▶ _Problem_
Keep only the lines that hold the string "единым", filtering out the rest of the entries below.

▶ _Raw data_
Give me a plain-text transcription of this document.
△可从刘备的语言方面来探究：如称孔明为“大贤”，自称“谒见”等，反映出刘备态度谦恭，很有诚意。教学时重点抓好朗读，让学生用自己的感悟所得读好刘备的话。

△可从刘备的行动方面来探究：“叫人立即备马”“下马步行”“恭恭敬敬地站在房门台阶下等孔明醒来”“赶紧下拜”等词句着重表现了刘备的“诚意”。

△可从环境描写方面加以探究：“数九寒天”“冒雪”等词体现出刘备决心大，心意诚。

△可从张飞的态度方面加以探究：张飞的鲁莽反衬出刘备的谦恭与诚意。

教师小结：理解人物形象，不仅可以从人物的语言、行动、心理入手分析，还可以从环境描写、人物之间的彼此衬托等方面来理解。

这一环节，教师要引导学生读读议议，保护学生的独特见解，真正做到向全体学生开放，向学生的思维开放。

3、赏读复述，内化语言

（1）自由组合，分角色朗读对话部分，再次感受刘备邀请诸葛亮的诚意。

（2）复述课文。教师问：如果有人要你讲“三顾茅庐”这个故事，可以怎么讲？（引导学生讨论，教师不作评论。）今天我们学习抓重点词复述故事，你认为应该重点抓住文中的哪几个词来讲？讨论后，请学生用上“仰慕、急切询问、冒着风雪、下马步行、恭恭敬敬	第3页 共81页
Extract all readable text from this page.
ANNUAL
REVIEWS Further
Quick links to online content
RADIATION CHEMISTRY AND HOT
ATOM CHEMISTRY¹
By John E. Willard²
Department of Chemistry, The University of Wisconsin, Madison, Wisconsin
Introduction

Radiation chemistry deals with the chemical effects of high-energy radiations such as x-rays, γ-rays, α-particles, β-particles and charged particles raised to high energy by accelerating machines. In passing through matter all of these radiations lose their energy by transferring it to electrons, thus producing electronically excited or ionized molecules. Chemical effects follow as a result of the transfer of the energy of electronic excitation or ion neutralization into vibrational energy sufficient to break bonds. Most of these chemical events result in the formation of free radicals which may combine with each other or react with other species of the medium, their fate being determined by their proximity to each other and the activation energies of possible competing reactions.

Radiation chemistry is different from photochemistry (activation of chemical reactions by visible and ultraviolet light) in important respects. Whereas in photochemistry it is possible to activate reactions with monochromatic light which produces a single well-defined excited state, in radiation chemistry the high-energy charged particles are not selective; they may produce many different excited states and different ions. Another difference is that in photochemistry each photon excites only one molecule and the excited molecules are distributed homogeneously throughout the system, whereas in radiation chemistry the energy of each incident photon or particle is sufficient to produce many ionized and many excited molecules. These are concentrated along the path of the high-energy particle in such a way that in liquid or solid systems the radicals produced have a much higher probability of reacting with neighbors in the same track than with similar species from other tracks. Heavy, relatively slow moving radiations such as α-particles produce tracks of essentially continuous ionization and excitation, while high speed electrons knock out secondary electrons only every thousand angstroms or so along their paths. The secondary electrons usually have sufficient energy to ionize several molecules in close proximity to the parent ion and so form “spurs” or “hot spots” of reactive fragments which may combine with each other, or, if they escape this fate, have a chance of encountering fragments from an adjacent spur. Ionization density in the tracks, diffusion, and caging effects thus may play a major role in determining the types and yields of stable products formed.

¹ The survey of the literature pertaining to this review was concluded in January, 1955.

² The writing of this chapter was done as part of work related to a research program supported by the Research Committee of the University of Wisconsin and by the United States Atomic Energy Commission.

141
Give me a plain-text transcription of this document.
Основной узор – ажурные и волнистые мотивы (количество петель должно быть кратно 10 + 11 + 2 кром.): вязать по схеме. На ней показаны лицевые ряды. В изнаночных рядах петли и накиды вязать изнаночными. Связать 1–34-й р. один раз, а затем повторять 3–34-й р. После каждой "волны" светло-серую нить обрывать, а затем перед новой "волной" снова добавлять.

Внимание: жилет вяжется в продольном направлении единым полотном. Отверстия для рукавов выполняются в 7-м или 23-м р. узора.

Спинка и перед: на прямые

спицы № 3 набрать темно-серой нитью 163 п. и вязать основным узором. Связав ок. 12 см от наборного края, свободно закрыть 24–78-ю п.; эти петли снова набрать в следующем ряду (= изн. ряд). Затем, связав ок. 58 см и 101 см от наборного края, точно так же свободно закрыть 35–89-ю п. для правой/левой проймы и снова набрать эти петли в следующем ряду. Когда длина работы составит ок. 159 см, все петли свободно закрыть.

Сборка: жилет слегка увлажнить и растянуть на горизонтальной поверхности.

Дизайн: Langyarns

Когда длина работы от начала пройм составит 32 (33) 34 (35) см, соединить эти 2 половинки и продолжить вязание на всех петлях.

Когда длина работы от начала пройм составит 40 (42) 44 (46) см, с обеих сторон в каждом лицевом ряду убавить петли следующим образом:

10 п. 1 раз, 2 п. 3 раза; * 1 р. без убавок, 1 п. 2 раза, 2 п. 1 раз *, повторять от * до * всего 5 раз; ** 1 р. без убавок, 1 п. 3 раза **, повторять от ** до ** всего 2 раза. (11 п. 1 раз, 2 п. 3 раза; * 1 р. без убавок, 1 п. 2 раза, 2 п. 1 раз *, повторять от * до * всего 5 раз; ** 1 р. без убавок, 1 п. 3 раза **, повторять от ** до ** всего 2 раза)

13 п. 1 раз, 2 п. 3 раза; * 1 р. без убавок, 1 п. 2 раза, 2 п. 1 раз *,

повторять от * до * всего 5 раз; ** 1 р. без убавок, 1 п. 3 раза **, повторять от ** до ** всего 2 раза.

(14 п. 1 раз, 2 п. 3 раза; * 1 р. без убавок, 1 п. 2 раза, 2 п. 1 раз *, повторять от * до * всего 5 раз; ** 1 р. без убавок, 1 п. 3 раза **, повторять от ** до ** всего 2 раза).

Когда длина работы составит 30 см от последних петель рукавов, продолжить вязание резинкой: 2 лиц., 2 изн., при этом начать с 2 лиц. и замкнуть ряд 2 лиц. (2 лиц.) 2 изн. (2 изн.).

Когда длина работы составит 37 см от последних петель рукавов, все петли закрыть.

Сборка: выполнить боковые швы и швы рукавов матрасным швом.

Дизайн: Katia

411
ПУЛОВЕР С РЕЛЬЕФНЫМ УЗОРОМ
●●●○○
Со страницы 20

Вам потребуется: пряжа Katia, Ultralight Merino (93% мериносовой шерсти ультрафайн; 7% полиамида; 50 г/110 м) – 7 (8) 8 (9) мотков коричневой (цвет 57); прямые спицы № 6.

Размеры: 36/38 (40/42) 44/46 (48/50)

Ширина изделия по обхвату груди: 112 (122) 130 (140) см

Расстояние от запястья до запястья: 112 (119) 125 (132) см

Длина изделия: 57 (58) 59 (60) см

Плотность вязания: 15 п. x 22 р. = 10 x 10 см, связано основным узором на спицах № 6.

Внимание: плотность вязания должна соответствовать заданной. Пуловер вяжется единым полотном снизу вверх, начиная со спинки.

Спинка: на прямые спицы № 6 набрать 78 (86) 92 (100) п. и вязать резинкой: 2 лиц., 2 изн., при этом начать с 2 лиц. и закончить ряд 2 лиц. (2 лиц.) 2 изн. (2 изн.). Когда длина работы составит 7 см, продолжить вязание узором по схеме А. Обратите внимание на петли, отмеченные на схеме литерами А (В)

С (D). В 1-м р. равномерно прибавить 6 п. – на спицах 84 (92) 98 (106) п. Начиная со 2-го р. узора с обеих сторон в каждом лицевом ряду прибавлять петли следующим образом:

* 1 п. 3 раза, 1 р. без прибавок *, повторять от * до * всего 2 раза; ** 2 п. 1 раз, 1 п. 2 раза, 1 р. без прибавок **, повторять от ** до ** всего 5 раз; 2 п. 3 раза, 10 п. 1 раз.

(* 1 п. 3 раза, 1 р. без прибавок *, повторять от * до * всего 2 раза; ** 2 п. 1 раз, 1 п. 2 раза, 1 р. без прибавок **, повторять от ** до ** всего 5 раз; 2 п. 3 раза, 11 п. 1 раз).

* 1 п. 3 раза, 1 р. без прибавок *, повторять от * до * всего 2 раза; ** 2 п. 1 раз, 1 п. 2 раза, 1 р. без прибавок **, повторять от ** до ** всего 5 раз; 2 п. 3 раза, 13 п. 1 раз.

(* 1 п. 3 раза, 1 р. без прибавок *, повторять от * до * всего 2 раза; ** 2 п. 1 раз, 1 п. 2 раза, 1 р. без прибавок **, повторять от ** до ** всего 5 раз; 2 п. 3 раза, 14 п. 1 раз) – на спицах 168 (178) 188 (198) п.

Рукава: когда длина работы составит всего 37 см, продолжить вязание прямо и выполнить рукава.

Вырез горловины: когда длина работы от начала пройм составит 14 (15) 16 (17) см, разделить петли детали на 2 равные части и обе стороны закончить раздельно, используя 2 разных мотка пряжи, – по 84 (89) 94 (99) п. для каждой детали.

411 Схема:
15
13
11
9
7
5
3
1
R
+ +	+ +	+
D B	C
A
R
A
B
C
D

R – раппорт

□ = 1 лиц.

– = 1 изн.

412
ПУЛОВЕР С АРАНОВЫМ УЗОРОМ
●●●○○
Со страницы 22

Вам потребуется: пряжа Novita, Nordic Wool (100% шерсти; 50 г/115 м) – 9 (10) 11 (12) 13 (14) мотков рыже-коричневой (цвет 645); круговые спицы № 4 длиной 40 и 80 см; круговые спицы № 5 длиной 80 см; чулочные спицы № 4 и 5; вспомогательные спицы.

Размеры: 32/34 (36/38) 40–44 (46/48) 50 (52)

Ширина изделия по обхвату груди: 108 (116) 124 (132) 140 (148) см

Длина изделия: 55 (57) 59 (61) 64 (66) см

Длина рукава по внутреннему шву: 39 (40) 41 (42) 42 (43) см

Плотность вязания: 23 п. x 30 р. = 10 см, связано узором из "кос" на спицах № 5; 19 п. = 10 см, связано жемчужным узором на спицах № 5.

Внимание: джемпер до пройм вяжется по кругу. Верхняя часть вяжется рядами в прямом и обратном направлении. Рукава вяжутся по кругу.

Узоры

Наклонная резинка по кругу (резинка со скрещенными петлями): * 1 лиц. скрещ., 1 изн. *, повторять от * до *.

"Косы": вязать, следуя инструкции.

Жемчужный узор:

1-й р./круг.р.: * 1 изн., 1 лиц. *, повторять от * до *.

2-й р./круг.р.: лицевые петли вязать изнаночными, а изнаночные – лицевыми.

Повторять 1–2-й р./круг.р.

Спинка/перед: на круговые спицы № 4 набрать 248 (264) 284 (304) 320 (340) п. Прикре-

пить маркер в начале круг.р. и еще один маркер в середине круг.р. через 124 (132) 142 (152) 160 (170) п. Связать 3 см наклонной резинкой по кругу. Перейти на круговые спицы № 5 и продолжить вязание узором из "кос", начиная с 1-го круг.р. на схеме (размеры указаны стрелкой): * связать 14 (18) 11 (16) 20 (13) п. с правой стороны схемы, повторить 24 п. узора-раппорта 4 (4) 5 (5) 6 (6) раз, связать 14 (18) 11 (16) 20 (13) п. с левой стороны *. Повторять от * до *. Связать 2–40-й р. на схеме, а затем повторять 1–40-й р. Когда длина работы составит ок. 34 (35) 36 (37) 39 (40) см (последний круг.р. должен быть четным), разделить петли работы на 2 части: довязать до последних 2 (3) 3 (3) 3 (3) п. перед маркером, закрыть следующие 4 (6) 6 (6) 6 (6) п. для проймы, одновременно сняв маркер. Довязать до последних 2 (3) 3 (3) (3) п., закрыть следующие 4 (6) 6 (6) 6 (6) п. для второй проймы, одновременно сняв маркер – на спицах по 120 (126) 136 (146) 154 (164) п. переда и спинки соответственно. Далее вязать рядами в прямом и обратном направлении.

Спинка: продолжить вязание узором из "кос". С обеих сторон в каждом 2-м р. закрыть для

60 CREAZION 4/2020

▶ _Reply to the exercise_
Внимание: жилет вяжется в продольном направлении единым полотном. Отверстия для рукавов выполняются в 7-м или 23-м р. узора.
Внимание: плотность вязания должна соответствовать заданной. Пуловер вяжется единым полотном снизу вверх, начиная со спинки.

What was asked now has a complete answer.